**GOAL**
Repeat the records verbatim and leave the pictures out of your copy.

=======

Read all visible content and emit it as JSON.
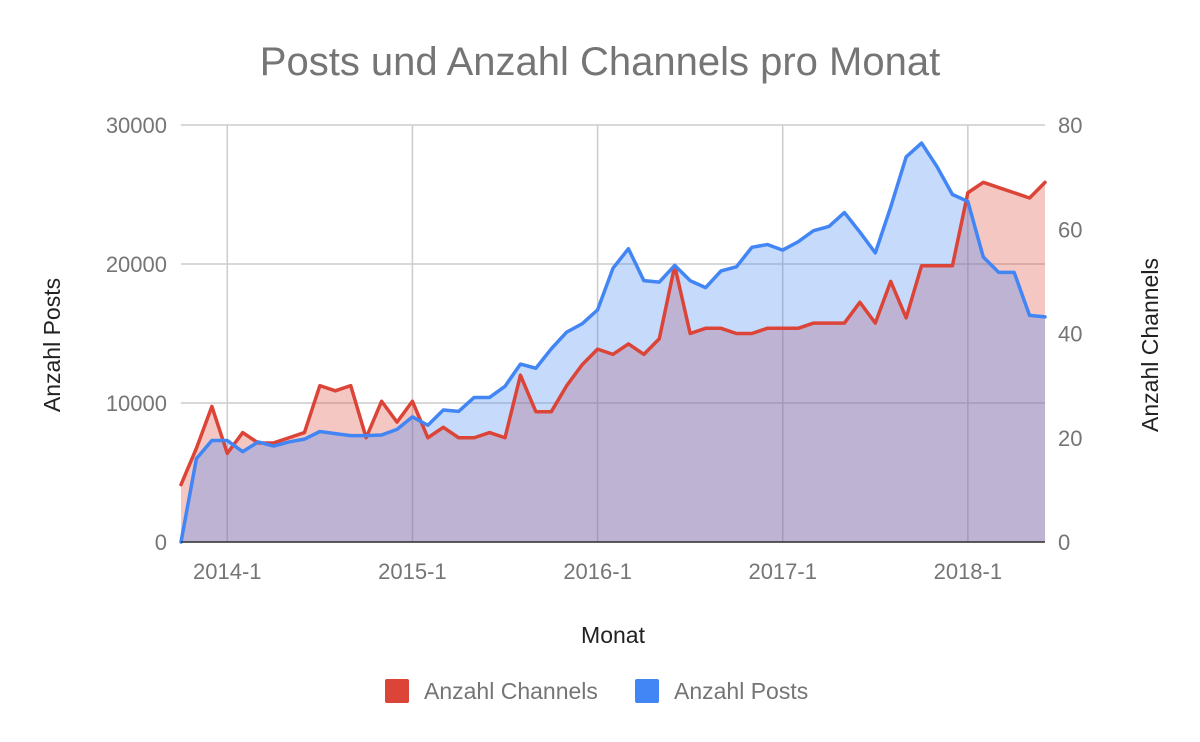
{
  "chart_data": {
    "type": "area",
    "title": "Posts und Anzahl Channels pro Monat",
    "xlabel": "Monat",
    "ylabel": "Anzahl Posts",
    "y2label": "Anzahl Channels",
    "ylim": [
      0,
      30000
    ],
    "y2lim": [
      0,
      80
    ],
    "yticks": [
      "0",
      "10000",
      "20000",
      "30000"
    ],
    "y2ticks": [
      "0",
      "20",
      "40",
      "60",
      "80"
    ],
    "xticks": [
      "2014-1",
      "2015-1",
      "2016-1",
      "2017-1",
      "2018-1"
    ],
    "grid": true,
    "legend_position": "bottom",
    "x": [
      "2013-10",
      "2013-11",
      "2013-12",
      "2014-1",
      "2014-2",
      "2014-3",
      "2014-4",
      "2014-5",
      "2014-6",
      "2014-7",
      "2014-8",
      "2014-9",
      "2014-10",
      "2014-11",
      "2014-12",
      "2015-1",
      "2015-2",
      "2015-3",
      "2015-4",
      "2015-5",
      "2015-6",
      "2015-7",
      "2015-8",
      "2015-9",
      "2015-10",
      "2015-11",
      "2015-12",
      "2016-1",
      "2016-2",
      "2016-3",
      "2016-4",
      "2016-5",
      "2016-6",
      "2016-7",
      "2016-8",
      "2016-9",
      "2016-10",
      "2016-11",
      "2016-12",
      "2017-1",
      "2017-2",
      "2017-3",
      "2017-4",
      "2017-5",
      "2017-6",
      "2017-7",
      "2017-8",
      "2017-9",
      "2017-10",
      "2017-11",
      "2017-12",
      "2018-1",
      "2018-2",
      "2018-3",
      "2018-4",
      "2018-5",
      "2018-6"
    ],
    "series": [
      {
        "name": "Anzahl Channels",
        "axis": "right",
        "color": "#db4437",
        "fill": "#f4c7c3",
        "values": [
          11,
          18,
          26,
          17,
          21,
          19,
          19,
          20,
          21,
          30,
          29,
          30,
          20,
          27,
          23,
          27,
          20,
          22,
          20,
          20,
          21,
          20,
          32,
          25,
          25,
          30,
          34,
          37,
          36,
          38,
          36,
          39,
          53,
          40,
          41,
          41,
          40,
          40,
          41,
          41,
          41,
          42,
          42,
          42,
          46,
          42,
          50,
          43,
          53,
          53,
          53,
          67,
          69,
          68,
          67,
          66,
          69
        ]
      },
      {
        "name": "Anzahl Posts",
        "axis": "left",
        "color": "#4285f4",
        "fill": "#c6dafc",
        "values": [
          0,
          6000,
          7300,
          7300,
          6500,
          7200,
          6900,
          7200,
          7400,
          7950,
          7800,
          7650,
          7650,
          7700,
          8100,
          9000,
          8400,
          9500,
          9400,
          10400,
          10400,
          11200,
          12800,
          12500,
          13900,
          15100,
          15700,
          16700,
          19700,
          21100,
          18800,
          18700,
          19900,
          18800,
          18300,
          19500,
          19800,
          21200,
          21400,
          21000,
          21600,
          22400,
          22700,
          23700,
          22300,
          20800,
          24100,
          27700,
          28700,
          27000,
          25000,
          24500,
          20500,
          19400,
          19400,
          16300,
          16200
        ]
      }
    ]
  }
}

=======

**WRITTEN REPLY**
Read all visible content and emit it as JSON.
{
  "chart_data": {
    "type": "area",
    "title": "Posts und Anzahl Channels pro Monat",
    "xlabel": "Monat",
    "ylabel": "Anzahl Posts",
    "y2label": "Anzahl Channels",
    "ylim": [
      0,
      30000
    ],
    "y2lim": [
      0,
      80
    ],
    "yticks": [
      "0",
      "10000",
      "20000",
      "30000"
    ],
    "y2ticks": [
      "0",
      "20",
      "40",
      "60",
      "80"
    ],
    "xticks": [
      "2014-1",
      "2015-1",
      "2016-1",
      "2017-1",
      "2018-1"
    ],
    "grid": true,
    "legend_position": "bottom",
    "x": [
      "2013-10",
      "2013-11",
      "2013-12",
      "2014-1",
      "2014-2",
      "2014-3",
      "2014-4",
      "2014-5",
      "2014-6",
      "2014-7",
      "2014-8",
      "2014-9",
      "2014-10",
      "2014-11",
      "2014-12",
      "2015-1",
      "2015-2",
      "2015-3",
      "2015-4",
      "2015-5",
      "2015-6",
      "2015-7",
      "2015-8",
      "2015-9",
      "2015-10",
      "2015-11",
      "2015-12",
      "2016-1",
      "2016-2",
      "2016-3",
      "2016-4",
      "2016-5",
      "2016-6",
      "2016-7",
      "2016-8",
      "2016-9",
      "2016-10",
      "2016-11",
      "2016-12",
      "2017-1",
      "2017-2",
      "2017-3",
      "2017-4",
      "2017-5",
      "2017-6",
      "2017-7",
      "2017-8",
      "2017-9",
      "2017-10",
      "2017-11",
      "2017-12",
      "2018-1",
      "2018-2",
      "2018-3",
      "2018-4",
      "2018-5",
      "2018-6"
    ],
    "series": [
      {
        "name": "Anzahl Channels",
        "axis": "right",
        "color": "#db4437",
        "fill": "#f4c7c3",
        "values": [
          11,
          18,
          26,
          17,
          21,
          19,
          19,
          20,
          21,
          30,
          29,
          30,
          20,
          27,
          23,
          27,
          20,
          22,
          20,
          20,
          21,
          20,
          32,
          25,
          25,
          30,
          34,
          37,
          36,
          38,
          36,
          39,
          53,
          40,
          41,
          41,
          40,
          40,
          41,
          41,
          41,
          42,
          42,
          42,
          46,
          42,
          50,
          43,
          53,
          53,
          53,
          67,
          69,
          68,
          67,
          66,
          69
        ]
      },
      {
        "name": "Anzahl Posts",
        "axis": "left",
        "color": "#4285f4",
        "fill": "#c6dafc",
        "values": [
          0,
          6000,
          7300,
          7300,
          6500,
          7200,
          6900,
          7200,
          7400,
          7950,
          7800,
          7650,
          7650,
          7700,
          8100,
          9000,
          8400,
          9500,
          9400,
          10400,
          10400,
          11200,
          12800,
          12500,
          13900,
          15100,
          15700,
          16700,
          19700,
          21100,
          18800,
          18700,
          19900,
          18800,
          18300,
          19500,
          19800,
          21200,
          21400,
          21000,
          21600,
          22400,
          22700,
          23700,
          22300,
          20800,
          24100,
          27700,
          28700,
          27000,
          25000,
          24500,
          20500,
          19400,
          19400,
          16300,
          16200
        ]
      }
    ]
  }
}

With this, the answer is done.